Maximum number of writable data containers - c++-amp

OS: Windows 8.1 64 Bit - fully updated
IDE: Visual Studio Professional 2013 - Version 12.0.30110.00 Update 1 - fully updated
I have a situation, where I get the following exception not during compile-, but run-time.
The number of writable data containers referenced in the entry function of the parallel_for_each call (17) exceeds the selected accelerator's limit (8).

Listed entries:

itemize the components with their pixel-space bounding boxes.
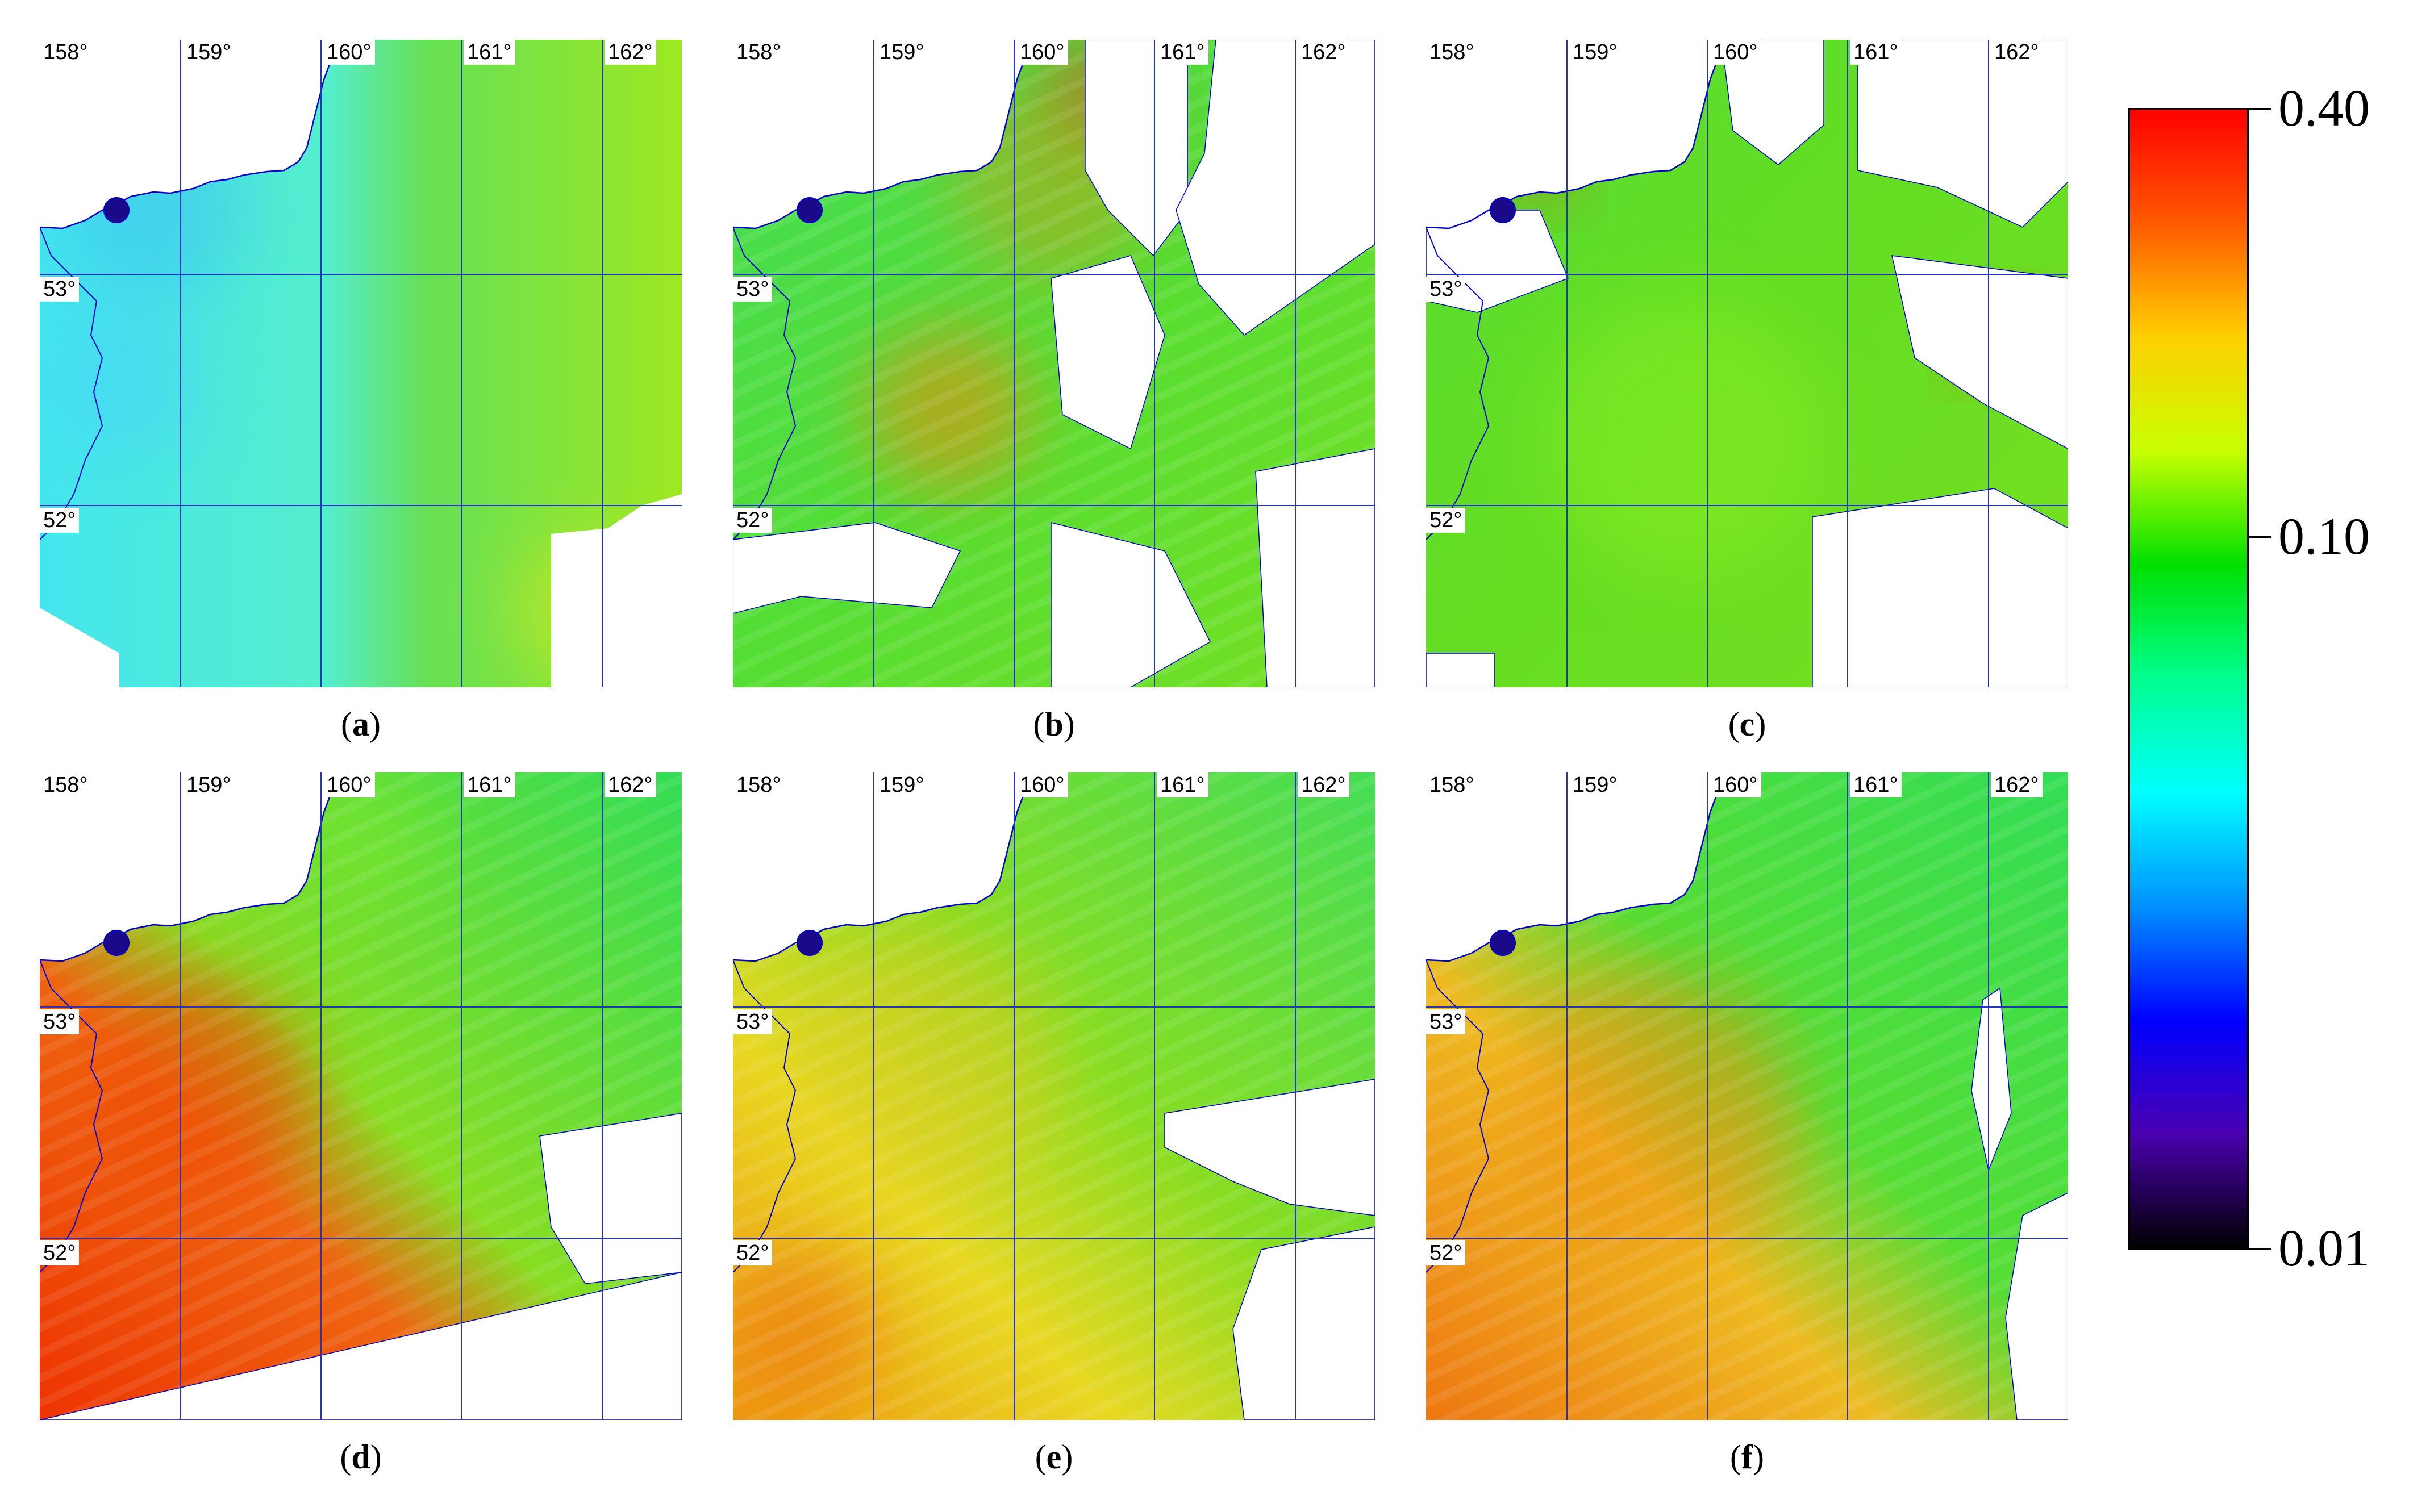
- longitude-label: 161°: [464, 40, 515, 65]
- cloud-gap: [1176, 40, 1375, 336]
- map-panel-f: 158° 159° 160° 161° 162° 53° 52°: [1426, 772, 2068, 1420]
- map-panel-b: 158° 159° 160° 161° 162° 53° 52°: [733, 40, 1375, 687]
- cloud-gap: [1721, 40, 1824, 165]
- latitude-label: 52°: [1426, 1240, 1466, 1265]
- map-d-svg: [40, 772, 682, 1420]
- longitude-label: 158°: [733, 772, 785, 797]
- cloud-gap: [1232, 1226, 1375, 1420]
- colorbar: [2128, 108, 2249, 1250]
- longitude-label: 161°: [1850, 40, 1902, 65]
- map-f-svg: [1426, 772, 2068, 1420]
- longitude-label: 162°: [1991, 772, 2043, 797]
- latitude-label: 53°: [40, 277, 80, 302]
- longitude-label: 158°: [733, 40, 785, 65]
- longitude-label: 162°: [1298, 40, 1349, 65]
- longitude-label: 162°: [1991, 40, 2043, 65]
- map-e-svg: [733, 772, 1375, 1420]
- latitude-label: 53°: [733, 277, 773, 302]
- colorbar-tick-bottom: [2249, 1248, 2271, 1250]
- latitude-label: 53°: [1426, 1009, 1466, 1034]
- cloud-gap: [1164, 1079, 1375, 1216]
- longitude-label: 159°: [876, 40, 928, 65]
- longitude-label: 162°: [605, 772, 656, 797]
- no-data-area: [551, 494, 682, 687]
- colorbar-label-min: 0.01: [2278, 1219, 2370, 1277]
- land-kamchatka: [40, 772, 341, 961]
- map-b-svg: [733, 40, 1375, 687]
- cloud-gap: [733, 522, 961, 614]
- cloud-gap: [1857, 40, 2068, 228]
- colorbar-label-max: 0.40: [2278, 79, 2370, 137]
- bay-marker: [1490, 197, 1516, 223]
- longitude-label: 160°: [1710, 40, 1761, 65]
- longitude-label: 158°: [1426, 772, 1478, 797]
- longitude-label: 161°: [464, 772, 515, 797]
- latitude-label: 52°: [40, 1240, 80, 1265]
- latitude-label: 52°: [733, 508, 773, 533]
- latitude-label: 53°: [40, 1009, 80, 1034]
- bay-marker: [103, 930, 130, 956]
- longitude-label: 162°: [605, 40, 656, 65]
- latitude-label: 52°: [1426, 508, 1466, 533]
- cloud-gap: [1812, 488, 2068, 687]
- chlorophyll-patch: [45, 301, 205, 460]
- land-kamchatka: [1426, 40, 1727, 228]
- cloud-gap: [1051, 255, 1165, 450]
- map-panel-d: 158° 159° 160° 161° 162° 53° 52°: [40, 772, 682, 1420]
- caption-f: (f): [1730, 1438, 1764, 1476]
- longitude-label: 160°: [1016, 40, 1068, 65]
- longitude-label: 159°: [183, 772, 235, 797]
- longitude-label: 158°: [40, 772, 91, 797]
- chlorophyll-patch: [1540, 295, 1824, 579]
- map-panel-a: 158° 159° 160° 161° 162° 53° 52°: [40, 40, 682, 687]
- caption-b: (b): [1033, 705, 1075, 743]
- land-kamchatka: [40, 40, 341, 228]
- land-kamchatka: [733, 40, 1034, 228]
- cloud-gap: [1426, 653, 1495, 687]
- no-data-area: [40, 608, 119, 687]
- map-panel-e: 158° 159° 160° 161° 162° 53° 52°: [733, 772, 1375, 1420]
- longitude-label: 160°: [323, 772, 375, 797]
- cloud-gap: [539, 1113, 682, 1284]
- land-kamchatka: [1426, 772, 1727, 961]
- longitude-label: 161°: [1157, 40, 1208, 65]
- longitude-label: 160°: [1710, 772, 1761, 797]
- cloud-gap: [1971, 987, 2012, 1172]
- longitude-label: 160°: [323, 40, 375, 65]
- latitude-label: 53°: [1426, 277, 1466, 302]
- latitude-label: 52°: [40, 508, 80, 533]
- cloud-gap: [1051, 522, 1211, 687]
- caption-a: (a): [341, 705, 381, 743]
- longitude-label: 158°: [40, 40, 91, 65]
- land-kamchatka: [733, 772, 1034, 961]
- longitude-label: 161°: [1850, 772, 1902, 797]
- caption-d: (d): [340, 1438, 382, 1476]
- latitude-label: 52°: [733, 1240, 773, 1265]
- longitude-label: 159°: [1569, 772, 1621, 797]
- longitude-label: 159°: [1569, 40, 1621, 65]
- colorbar-tick-top: [2249, 108, 2271, 110]
- longitude-label: 159°: [183, 40, 235, 65]
- map-panel-c: 158° 159° 160° 161° 162° 53° 52°: [1426, 40, 2068, 687]
- colorbar-tick-mid: [2249, 536, 2271, 538]
- bay-marker: [797, 930, 823, 956]
- cloud-gap: [2005, 1192, 2068, 1420]
- caption-c: (c): [1728, 705, 1766, 743]
- colorbar-label-mid: 0.10: [2278, 507, 2370, 565]
- longitude-label: 160°: [1016, 772, 1068, 797]
- bay-marker: [1490, 930, 1516, 956]
- map-c-svg: [1426, 40, 2068, 687]
- bay-marker: [797, 197, 823, 223]
- longitude-label: 159°: [876, 772, 928, 797]
- caption-e: (e): [1035, 1438, 1073, 1476]
- cloud-gap: [1255, 448, 1375, 687]
- bay-marker: [103, 197, 130, 223]
- longitude-label: 161°: [1157, 772, 1208, 797]
- longitude-label: 162°: [1298, 772, 1349, 797]
- map-a-svg: [40, 40, 682, 687]
- cloud-gap: [1085, 40, 1188, 257]
- longitude-label: 158°: [1426, 40, 1478, 65]
- latitude-label: 53°: [733, 1009, 773, 1034]
- cloud-gap: [40, 1272, 682, 1420]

Work to do:
a. In the C++ AMP forum post, rewrite the part that opens with the words containing "OS: Windows 8.1" and closes with "compile-, but run-time.", replacing "fully updated" with "up to date".
b. In the C++ AMP forum post, what is the selected accelerator's limit on writable data containers?
c. Summarize the C++ AMP forum post in two sentences.

In response:
a.
OS: Windows 8.1 64 Bit - up to date
IDE: Visual Studio Professional 2013 - Version 12.0.30110.00 Update 1 - up to date
I have a situation, where I get the following exception not during compile-, but run-time.

b. The limit is 8.

c. On Windows 8.1 64 Bit with Visual Studio Professional 2013 Update 1, the poster gets an exception at run time rather than during compilation. The exception says that the entry function of the parallel_for_each call references 17 writable data containers, which exceeds the selected accelerator's limit of 8.